__Exercise material__.
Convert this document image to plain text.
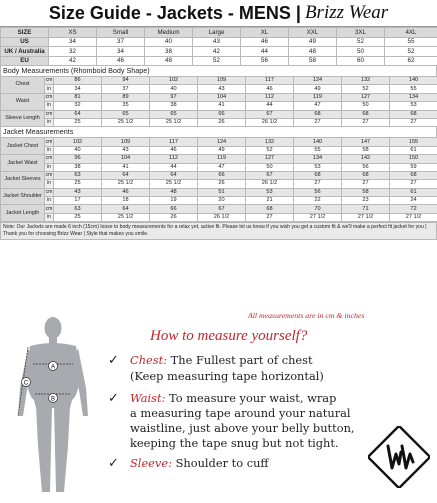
Size Guide - Jackets - MENS | Brizz Wear
SIZE	XS	Small	Medium	Large	XL	XXL	3XL	4XL
US	34	37	40	43	46	49	52	55
UK / Australia	32	34	38	42	44	48	50	52
EU	42	46	48	52	56	58	60	62
Body Measurements (Rhomboid Body Shape)
Chest	cm	86	94	102	109	117	124	132	140
	in	34	37	40	43	46	49	52	55
Waist	cm	81	89	97	104	112	119	127	134
	in	32	35	38	41	44	47	50	53
Sleeve Length	cm	64	65	65	66	67	68	68	68
	in	25	25 1/2	25 1/2	26	26 1/2	27	27	27
Jacket Measurements
Jacket Chest	cm	102	109	117	124	132	140	147	155
	in	40	43	46	49	52	55	58	61
Jacket Waist	cm	96	104	112	119	127	134	142	150
	in	38	41	44	47	50	53	56	59
Jacket Sleeves	cm	63	64	64	66	67	68	68	68
	in	25	25 1/2	25 1/2	26	26 1/2	27	27	27
Jacket Shoulder	cm	43	46	48	51	53	56	58	61
	in	17	18	19	20	21	22	23	24
Jacket Length	cm	63	64	66	67	68	70	71	72
	in	25	25 1/2	26	26 1/2	27	27 1/2	27 1/2	27 1/2
Note: Our Jackets are made 6 inch (15cm) loose to body measurements for a relax yet, active fit. Please let us know if you wish you get a custom fit & we'll make a perfect fit jacket for you | Thank you for choosing Brizz Wear | Style that makes you smile.
All measurements are in cm & inches
A
B
C
How to measure yourself?
✓ Chest: The Fullest part of chest
(Keep measuring tape horizontal)
✓ Waist: To measure your waist, wrap
a measuring tape around your natural
waistline, just above your belly button,
keeping the tape snug but not tight.
✓ Sleeve: Shoulder to cuff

__Exercise details__. Of the lines in the records, how many contain the word "Wear"? Answer with the number and nothing else.

__Exercise answer__. 2